begin SUPPLIED DATA

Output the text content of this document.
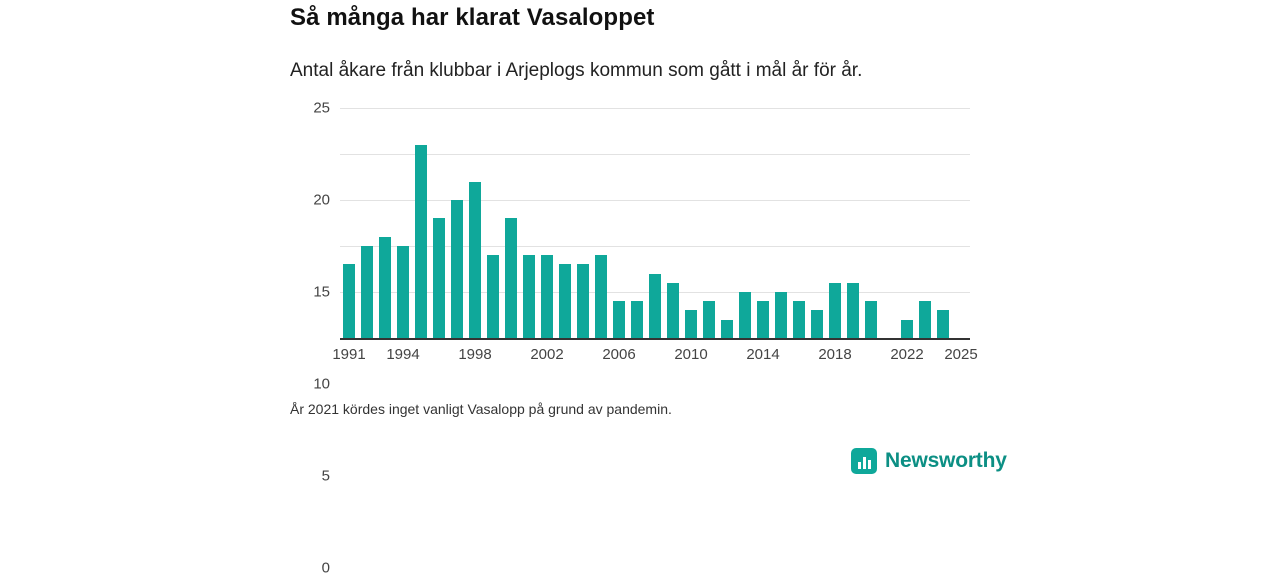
Så många har klarat Vasaloppet
Antal åkare från klubbar i Arjeplogs kommun som gått i mål år för år.
0
5
10
15
20
25
1991 1994	1998	2002	2006	2010	2014	2018	2022 2025
År 2021 kördes inget vanligt Vasalopp på grund av pandemin.
Newsworthy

end SUPPLIED DATA

● **TASK**
Each entry should be repeated exactly as it appears; the pictures stay out.

● **RESPONSE TO THIS EXERCISE**
Output the text content of this document.
Så många har klarat Vasaloppet
Antal åkare från klubbar i Arjeplogs kommun som gått i mål år för år.
0
5
10
15
20
25
1991 1994	1998	2002	2006	2010	2014	2018	2022 2025
År 2021 kördes inget vanligt Vasalopp på grund av pandemin.
Newsworthy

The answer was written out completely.